** START **

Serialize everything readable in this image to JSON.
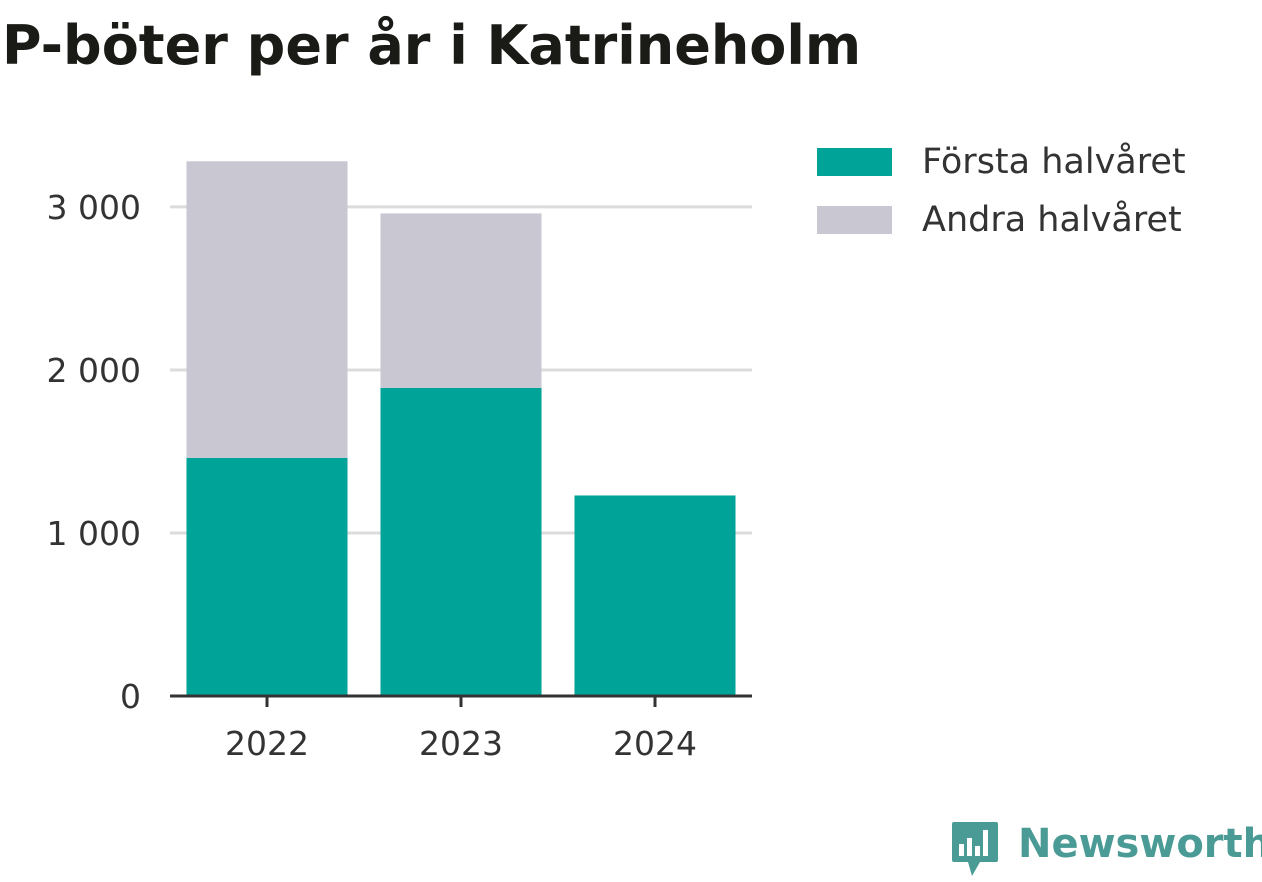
{
  "chart_data": {
    "type": "bar",
    "stacked": true,
    "title": "P-böter per år i Katrineholm",
    "categories": [
      "2022",
      "2023",
      "2024"
    ],
    "series": [
      {
        "name": "Första halvåret",
        "color": "#00a398",
        "values": [
          1460,
          1890,
          1230
        ]
      },
      {
        "name": "Andra halvåret",
        "color": "#c8c7d2",
        "values": [
          1820,
          1070,
          null
        ]
      }
    ],
    "yticks": [
      0,
      1000,
      2000,
      3000
    ],
    "ytick_labels": [
      "0",
      "1 000",
      "2 000",
      "3 000"
    ],
    "ylim": [
      0,
      3300
    ],
    "grid": true,
    "legend_position": "right",
    "xlabel": "",
    "ylabel": ""
  },
  "brand": {
    "name": "Newsworthy",
    "icon": "newsworthy-logo-icon"
  },
  "colors": {
    "gridline": "#dcdcde",
    "axis": "#333333",
    "tick_text": "#333333",
    "title": "#1a1a17",
    "brand": "#4a9a95"
  }
}
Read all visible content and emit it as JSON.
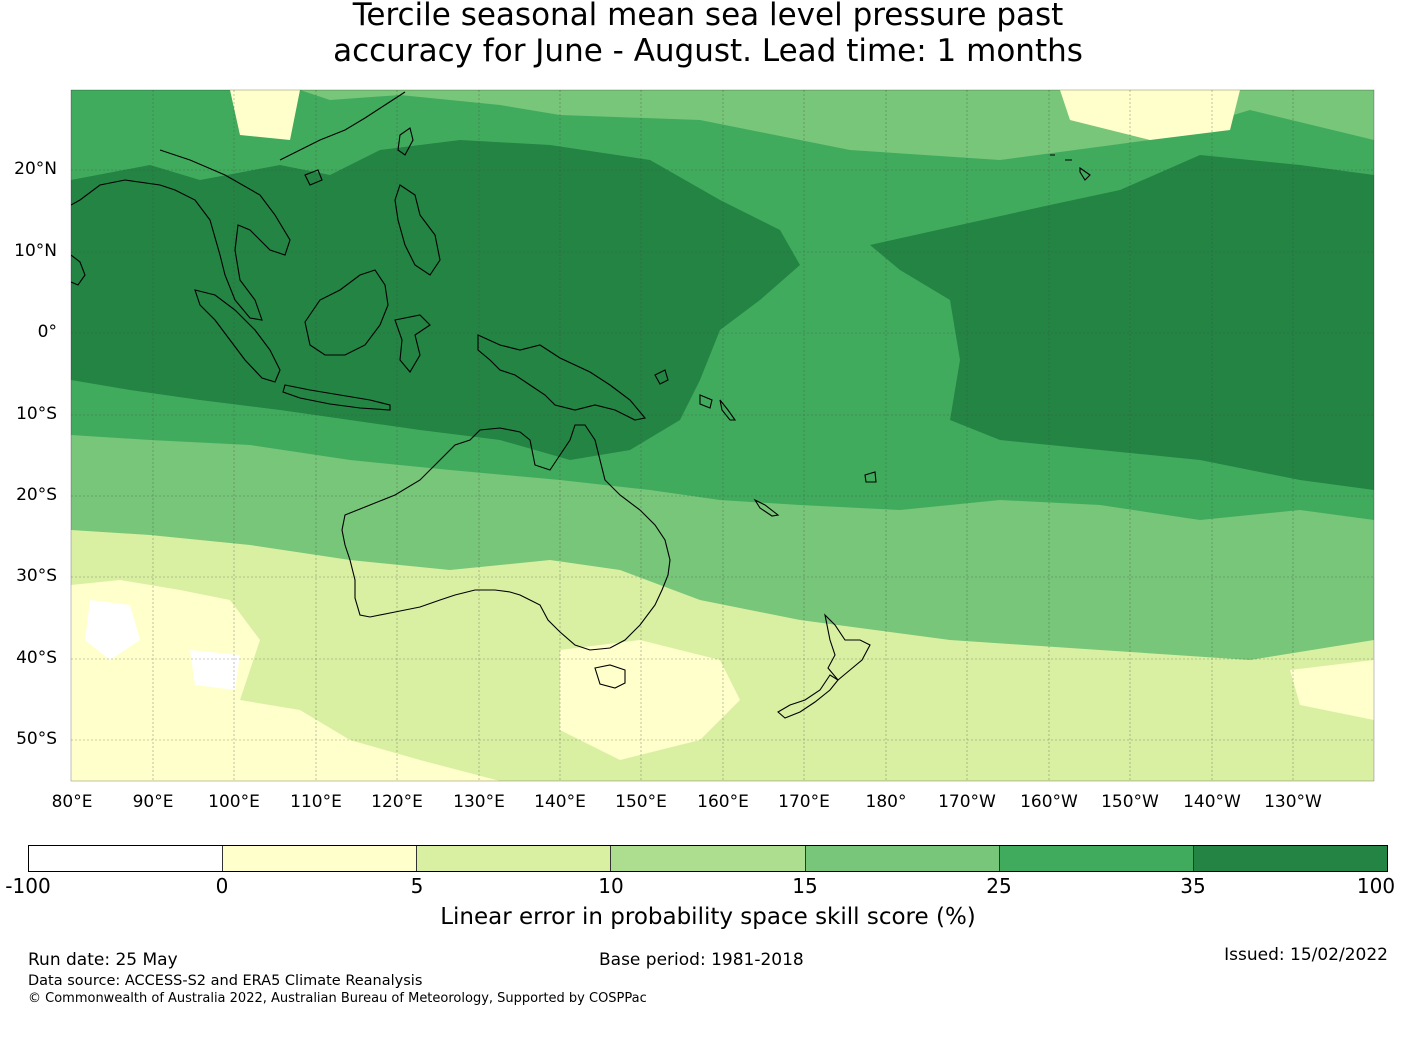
{
  "title": {
    "line1": "Tercile seasonal mean sea level pressure past",
    "line2": "accuracy for June - August. Lead time: 1 months"
  },
  "map": {
    "lat_labels": [
      "20°N",
      "10°N",
      "0°",
      "10°S",
      "20°S",
      "30°S",
      "40°S",
      "50°S"
    ],
    "lon_labels": [
      "80°E",
      "90°E",
      "100°E",
      "110°E",
      "120°E",
      "130°E",
      "140°E",
      "150°E",
      "160°E",
      "170°E",
      "180°",
      "170°W",
      "160°W",
      "150°W",
      "140°W",
      "130°W"
    ]
  },
  "legend": {
    "ticks": [
      "-100",
      "0",
      "5",
      "10",
      "15",
      "25",
      "35",
      "100"
    ],
    "colors": [
      "#ffffff",
      "#ffffcc",
      "#d9f0a3",
      "#addd8e",
      "#78c679",
      "#41ab5d",
      "#238443"
    ],
    "label": "Linear error in probability space skill score (%)"
  },
  "footer": {
    "run_date": "Run date: 25 May",
    "base_period": "Base period: 1981-2018",
    "issued": "Issued: 15/02/2022",
    "data_source": "Data source: ACCESS-S2 and ERA5 Climate Reanalysis",
    "copyright": "© Commonwealth of Australia 2022, Australian Bureau of Meteorology, Supported by COSPPac"
  }
}
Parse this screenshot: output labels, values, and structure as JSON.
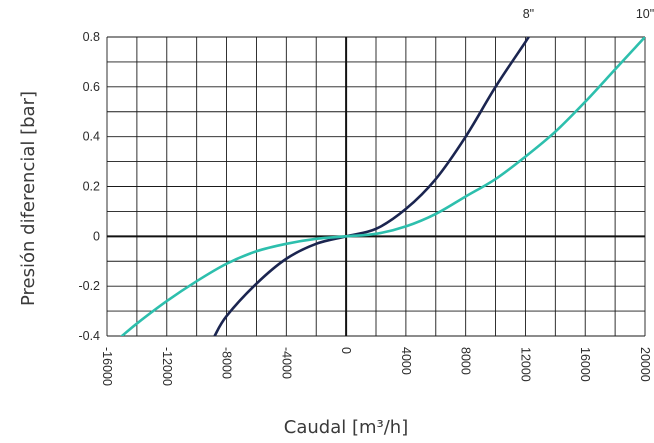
{
  "chart_data": {
    "type": "line",
    "xlabel": "Caudal [m³/h]",
    "ylabel": "Presión diferencial [bar]",
    "xlim": [
      -16000,
      20000
    ],
    "ylim": [
      -0.4,
      0.8
    ],
    "xticks": [
      "-16000",
      "-12000",
      "-8000",
      "-4000",
      "0",
      "4000",
      "8000",
      "12000",
      "16000",
      "20000"
    ],
    "yticks": [
      "0.8",
      "0.6",
      "0.4",
      "0.2",
      "0",
      "-0.2",
      "-0.4"
    ],
    "grid": true,
    "series": [
      {
        "name": "8\"",
        "color": "#1b2550",
        "x": [
          -8800,
          -8000,
          -6000,
          -4000,
          -2000,
          0,
          2000,
          4000,
          6000,
          8000,
          10000,
          12000,
          12200
        ],
        "y": [
          -0.4,
          -0.32,
          -0.19,
          -0.09,
          -0.03,
          0,
          0.03,
          0.11,
          0.23,
          0.4,
          0.6,
          0.78,
          0.8
        ]
      },
      {
        "name": "10\"",
        "color": "#2dbfad",
        "x": [
          -15000,
          -14000,
          -12000,
          -10000,
          -8000,
          -6000,
          -4000,
          -2000,
          0,
          2000,
          4000,
          6000,
          8000,
          10000,
          12000,
          14000,
          16000,
          18000,
          20000
        ],
        "y": [
          -0.4,
          -0.35,
          -0.26,
          -0.18,
          -0.11,
          -0.06,
          -0.03,
          -0.01,
          0,
          0.01,
          0.04,
          0.09,
          0.16,
          0.23,
          0.32,
          0.42,
          0.54,
          0.67,
          0.8
        ]
      }
    ]
  }
}
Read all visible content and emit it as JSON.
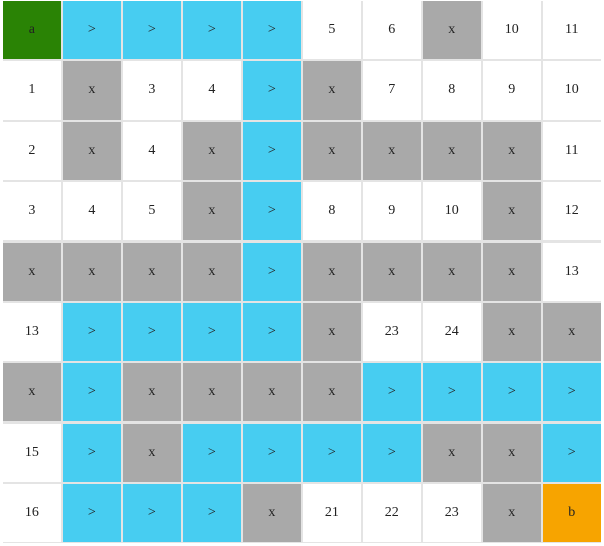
{
  "colors": {
    "empty": "#ffffff",
    "wall": "#a9a9a9",
    "path": "#47cdf1",
    "start": "#2a8305",
    "end": "#f7a400",
    "grid_line": "#e4e4e4"
  },
  "grid": {
    "rows": 9,
    "cols": 10,
    "cells": [
      [
        {
          "t": "start",
          "v": "a"
        },
        {
          "t": "path",
          "v": ">"
        },
        {
          "t": "path",
          "v": ">"
        },
        {
          "t": "path",
          "v": ">"
        },
        {
          "t": "path",
          "v": ">"
        },
        {
          "t": "empty",
          "v": "5"
        },
        {
          "t": "empty",
          "v": "6"
        },
        {
          "t": "wall",
          "v": "x"
        },
        {
          "t": "empty",
          "v": "10"
        },
        {
          "t": "empty",
          "v": "11"
        }
      ],
      [
        {
          "t": "empty",
          "v": "1"
        },
        {
          "t": "wall",
          "v": "x"
        },
        {
          "t": "empty",
          "v": "3"
        },
        {
          "t": "empty",
          "v": "4"
        },
        {
          "t": "path",
          "v": ">"
        },
        {
          "t": "wall",
          "v": "x"
        },
        {
          "t": "empty",
          "v": "7"
        },
        {
          "t": "empty",
          "v": "8"
        },
        {
          "t": "empty",
          "v": "9"
        },
        {
          "t": "empty",
          "v": "10"
        }
      ],
      [
        {
          "t": "empty",
          "v": "2"
        },
        {
          "t": "wall",
          "v": "x"
        },
        {
          "t": "empty",
          "v": "4"
        },
        {
          "t": "wall",
          "v": "x"
        },
        {
          "t": "path",
          "v": ">"
        },
        {
          "t": "wall",
          "v": "x"
        },
        {
          "t": "wall",
          "v": "x"
        },
        {
          "t": "wall",
          "v": "x"
        },
        {
          "t": "wall",
          "v": "x"
        },
        {
          "t": "empty",
          "v": "11"
        }
      ],
      [
        {
          "t": "empty",
          "v": "3"
        },
        {
          "t": "empty",
          "v": "4"
        },
        {
          "t": "empty",
          "v": "5"
        },
        {
          "t": "wall",
          "v": "x"
        },
        {
          "t": "path",
          "v": ">"
        },
        {
          "t": "empty",
          "v": "8"
        },
        {
          "t": "empty",
          "v": "9"
        },
        {
          "t": "empty",
          "v": "10"
        },
        {
          "t": "wall",
          "v": "x"
        },
        {
          "t": "empty",
          "v": "12"
        }
      ],
      [
        {
          "t": "wall",
          "v": "x"
        },
        {
          "t": "wall",
          "v": "x"
        },
        {
          "t": "wall",
          "v": "x"
        },
        {
          "t": "wall",
          "v": "x"
        },
        {
          "t": "path",
          "v": ">"
        },
        {
          "t": "wall",
          "v": "x"
        },
        {
          "t": "wall",
          "v": "x"
        },
        {
          "t": "wall",
          "v": "x"
        },
        {
          "t": "wall",
          "v": "x"
        },
        {
          "t": "empty",
          "v": "13"
        }
      ],
      [
        {
          "t": "empty",
          "v": "13"
        },
        {
          "t": "path",
          "v": ">"
        },
        {
          "t": "path",
          "v": ">"
        },
        {
          "t": "path",
          "v": ">"
        },
        {
          "t": "path",
          "v": ">"
        },
        {
          "t": "wall",
          "v": "x"
        },
        {
          "t": "empty",
          "v": "23"
        },
        {
          "t": "empty",
          "v": "24"
        },
        {
          "t": "wall",
          "v": "x"
        },
        {
          "t": "wall",
          "v": "x"
        }
      ],
      [
        {
          "t": "wall",
          "v": "x"
        },
        {
          "t": "path",
          "v": ">"
        },
        {
          "t": "wall",
          "v": "x"
        },
        {
          "t": "wall",
          "v": "x"
        },
        {
          "t": "wall",
          "v": "x"
        },
        {
          "t": "wall",
          "v": "x"
        },
        {
          "t": "path",
          "v": ">"
        },
        {
          "t": "path",
          "v": ">"
        },
        {
          "t": "path",
          "v": ">"
        },
        {
          "t": "path",
          "v": ">"
        }
      ],
      [
        {
          "t": "empty",
          "v": "15"
        },
        {
          "t": "path",
          "v": ">"
        },
        {
          "t": "wall",
          "v": "x"
        },
        {
          "t": "path",
          "v": ">"
        },
        {
          "t": "path",
          "v": ">"
        },
        {
          "t": "path",
          "v": ">"
        },
        {
          "t": "path",
          "v": ">"
        },
        {
          "t": "wall",
          "v": "x"
        },
        {
          "t": "wall",
          "v": "x"
        },
        {
          "t": "path",
          "v": ">"
        }
      ],
      [
        {
          "t": "empty",
          "v": "16"
        },
        {
          "t": "path",
          "v": ">"
        },
        {
          "t": "path",
          "v": ">"
        },
        {
          "t": "path",
          "v": ">"
        },
        {
          "t": "wall",
          "v": "x"
        },
        {
          "t": "empty",
          "v": "21"
        },
        {
          "t": "empty",
          "v": "22"
        },
        {
          "t": "empty",
          "v": "23"
        },
        {
          "t": "wall",
          "v": "x"
        },
        {
          "t": "end",
          "v": "b"
        }
      ]
    ]
  }
}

** END **

TO BE DONE.
In the records, locate each line holding the string "JSON" and copy it.

TASK ANSWER.
Serialize everything readable in this image to JSON.
Read all visible content and emit it as JSON.
Parse this screenshot: output labels, values, and structure as JSON.
Read all visible content and emit it as JSON.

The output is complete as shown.